Given exercise: Print the entire listing. Each line must match the original exactly.
++++ Recorded data
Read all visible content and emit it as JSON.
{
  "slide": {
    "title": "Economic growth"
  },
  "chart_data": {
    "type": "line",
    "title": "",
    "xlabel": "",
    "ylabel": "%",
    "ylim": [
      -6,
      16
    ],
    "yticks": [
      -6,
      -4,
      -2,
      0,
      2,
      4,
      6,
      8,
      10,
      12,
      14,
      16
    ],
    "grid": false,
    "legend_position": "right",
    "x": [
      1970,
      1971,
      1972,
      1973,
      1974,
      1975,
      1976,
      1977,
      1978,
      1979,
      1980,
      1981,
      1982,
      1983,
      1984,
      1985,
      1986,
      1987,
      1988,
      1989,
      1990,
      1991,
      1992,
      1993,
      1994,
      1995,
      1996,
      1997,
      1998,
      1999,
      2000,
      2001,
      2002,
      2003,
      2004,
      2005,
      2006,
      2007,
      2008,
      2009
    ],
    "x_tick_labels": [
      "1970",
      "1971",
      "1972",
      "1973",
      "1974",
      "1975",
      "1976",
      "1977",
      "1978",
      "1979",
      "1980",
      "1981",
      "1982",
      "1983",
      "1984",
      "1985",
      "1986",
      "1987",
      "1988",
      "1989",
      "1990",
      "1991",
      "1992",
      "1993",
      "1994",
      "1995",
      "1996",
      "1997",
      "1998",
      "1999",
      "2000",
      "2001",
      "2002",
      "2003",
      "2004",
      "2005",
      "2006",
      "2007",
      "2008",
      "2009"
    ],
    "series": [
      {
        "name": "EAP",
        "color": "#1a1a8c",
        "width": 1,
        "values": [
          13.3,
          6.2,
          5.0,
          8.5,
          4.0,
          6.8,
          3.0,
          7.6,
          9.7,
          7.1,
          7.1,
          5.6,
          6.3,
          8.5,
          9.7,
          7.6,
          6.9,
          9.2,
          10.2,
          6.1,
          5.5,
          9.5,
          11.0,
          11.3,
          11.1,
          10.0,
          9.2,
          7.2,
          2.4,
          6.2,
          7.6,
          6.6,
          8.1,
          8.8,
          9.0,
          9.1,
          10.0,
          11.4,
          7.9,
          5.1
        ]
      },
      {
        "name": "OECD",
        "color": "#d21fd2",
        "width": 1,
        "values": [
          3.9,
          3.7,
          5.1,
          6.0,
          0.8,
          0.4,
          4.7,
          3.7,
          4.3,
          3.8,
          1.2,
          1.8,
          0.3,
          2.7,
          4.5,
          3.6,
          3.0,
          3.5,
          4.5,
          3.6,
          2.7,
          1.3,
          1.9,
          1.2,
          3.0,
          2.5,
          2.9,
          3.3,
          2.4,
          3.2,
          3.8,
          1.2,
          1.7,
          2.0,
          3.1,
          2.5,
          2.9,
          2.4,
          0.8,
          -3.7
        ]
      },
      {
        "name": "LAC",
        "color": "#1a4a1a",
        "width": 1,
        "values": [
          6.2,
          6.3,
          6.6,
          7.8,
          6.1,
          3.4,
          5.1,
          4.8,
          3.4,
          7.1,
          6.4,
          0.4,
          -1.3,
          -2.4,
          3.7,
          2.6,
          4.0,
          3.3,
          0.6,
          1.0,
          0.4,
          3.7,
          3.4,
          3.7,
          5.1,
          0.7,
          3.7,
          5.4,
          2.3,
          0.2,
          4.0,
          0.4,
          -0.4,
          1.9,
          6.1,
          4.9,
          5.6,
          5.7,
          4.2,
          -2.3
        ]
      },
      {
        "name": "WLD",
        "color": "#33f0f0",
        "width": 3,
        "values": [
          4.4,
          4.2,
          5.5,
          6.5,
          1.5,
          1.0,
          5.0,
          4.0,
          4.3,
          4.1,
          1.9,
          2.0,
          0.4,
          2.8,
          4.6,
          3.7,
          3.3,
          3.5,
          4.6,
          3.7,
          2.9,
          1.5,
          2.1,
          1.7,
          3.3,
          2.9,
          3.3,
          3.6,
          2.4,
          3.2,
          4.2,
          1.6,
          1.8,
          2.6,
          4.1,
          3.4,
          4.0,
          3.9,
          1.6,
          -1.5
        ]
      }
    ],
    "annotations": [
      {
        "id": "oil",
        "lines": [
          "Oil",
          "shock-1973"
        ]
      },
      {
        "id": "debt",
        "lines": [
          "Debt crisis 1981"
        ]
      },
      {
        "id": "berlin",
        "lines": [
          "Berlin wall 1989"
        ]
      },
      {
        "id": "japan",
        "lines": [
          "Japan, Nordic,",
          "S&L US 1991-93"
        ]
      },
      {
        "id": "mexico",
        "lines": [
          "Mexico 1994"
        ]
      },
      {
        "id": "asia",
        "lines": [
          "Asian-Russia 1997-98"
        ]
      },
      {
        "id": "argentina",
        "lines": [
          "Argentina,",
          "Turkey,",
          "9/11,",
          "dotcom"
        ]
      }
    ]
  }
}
++++++++
Output for this exercise:
Read all visible content and emit it as JSON.
{
  "slide": {
    "title": "Economic growth"
  },
  "chart_data": {
    "type": "line",
    "title": "",
    "xlabel": "",
    "ylabel": "%",
    "ylim": [
      -6,
      16
    ],
    "yticks": [
      -6,
      -4,
      -2,
      0,
      2,
      4,
      6,
      8,
      10,
      12,
      14,
      16
    ],
    "grid": false,
    "legend_position": "right",
    "x": [
      1970,
      1971,
      1972,
      1973,
      1974,
      1975,
      1976,
      1977,
      1978,
      1979,
      1980,
      1981,
      1982,
      1983,
      1984,
      1985,
      1986,
      1987,
      1988,
      1989,
      1990,
      1991,
      1992,
      1993,
      1994,
      1995,
      1996,
      1997,
      1998,
      1999,
      2000,
      2001,
      2002,
      2003,
      2004,
      2005,
      2006,
      2007,
      2008,
      2009
    ],
    "x_tick_labels": [
      "1970",
      "1971",
      "1972",
      "1973",
      "1974",
      "1975",
      "1976",
      "1977",
      "1978",
      "1979",
      "1980",
      "1981",
      "1982",
      "1983",
      "1984",
      "1985",
      "1986",
      "1987",
      "1988",
      "1989",
      "1990",
      "1991",
      "1992",
      "1993",
      "1994",
      "1995",
      "1996",
      "1997",
      "1998",
      "1999",
      "2000",
      "2001",
      "2002",
      "2003",
      "2004",
      "2005",
      "2006",
      "2007",
      "2008",
      "2009"
    ],
    "series": [
      {
        "name": "EAP",
        "color": "#1a1a8c",
        "width": 1,
        "values": [
          13.3,
          6.2,
          5.0,
          8.5,
          4.0,
          6.8,
          3.0,
          7.6,
          9.7,
          7.1,
          7.1,
          5.6,
          6.3,
          8.5,
          9.7,
          7.6,
          6.9,
          9.2,
          10.2,
          6.1,
          5.5,
          9.5,
          11.0,
          11.3,
          11.1,
          10.0,
          9.2,
          7.2,
          2.4,
          6.2,
          7.6,
          6.6,
          8.1,
          8.8,
          9.0,
          9.1,
          10.0,
          11.4,
          7.9,
          5.1
        ]
      },
      {
        "name": "OECD",
        "color": "#d21fd2",
        "width": 1,
        "values": [
          3.9,
          3.7,
          5.1,
          6.0,
          0.8,
          0.4,
          4.7,
          3.7,
          4.3,
          3.8,
          1.2,
          1.8,
          0.3,
          2.7,
          4.5,
          3.6,
          3.0,
          3.5,
          4.5,
          3.6,
          2.7,
          1.3,
          1.9,
          1.2,
          3.0,
          2.5,
          2.9,
          3.3,
          2.4,
          3.2,
          3.8,
          1.2,
          1.7,
          2.0,
          3.1,
          2.5,
          2.9,
          2.4,
          0.8,
          -3.7
        ]
      },
      {
        "name": "LAC",
        "color": "#1a4a1a",
        "width": 1,
        "values": [
          6.2,
          6.3,
          6.6,
          7.8,
          6.1,
          3.4,
          5.1,
          4.8,
          3.4,
          7.1,
          6.4,
          0.4,
          -1.3,
          -2.4,
          3.7,
          2.6,
          4.0,
          3.3,
          0.6,
          1.0,
          0.4,
          3.7,
          3.4,
          3.7,
          5.1,
          0.7,
          3.7,
          5.4,
          2.3,
          0.2,
          4.0,
          0.4,
          -0.4,
          1.9,
          6.1,
          4.9,
          5.6,
          5.7,
          4.2,
          -2.3
        ]
      },
      {
        "name": "WLD",
        "color": "#33f0f0",
        "width": 3,
        "values": [
          4.4,
          4.2,
          5.5,
          6.5,
          1.5,
          1.0,
          5.0,
          4.0,
          4.3,
          4.1,
          1.9,
          2.0,
          0.4,
          2.8,
          4.6,
          3.7,
          3.3,
          3.5,
          4.6,
          3.7,
          2.9,
          1.5,
          2.1,
          1.7,
          3.3,
          2.9,
          3.3,
          3.6,
          2.4,
          3.2,
          4.2,
          1.6,
          1.8,
          2.6,
          4.1,
          3.4,
          4.0,
          3.9,
          1.6,
          -1.5
        ]
      }
    ],
    "annotations": [
      {
        "id": "oil",
        "lines": [
          "Oil",
          "shock-1973"
        ]
      },
      {
        "id": "debt",
        "lines": [
          "Debt crisis 1981"
        ]
      },
      {
        "id": "berlin",
        "lines": [
          "Berlin wall 1989"
        ]
      },
      {
        "id": "japan",
        "lines": [
          "Japan, Nordic,",
          "S&L US 1991-93"
        ]
      },
      {
        "id": "mexico",
        "lines": [
          "Mexico 1994"
        ]
      },
      {
        "id": "asia",
        "lines": [
          "Asian-Russia 1997-98"
        ]
      },
      {
        "id": "argentina",
        "lines": [
          "Argentina,",
          "Turkey,",
          "9/11,",
          "dotcom"
        ]
      }
    ]
  }
}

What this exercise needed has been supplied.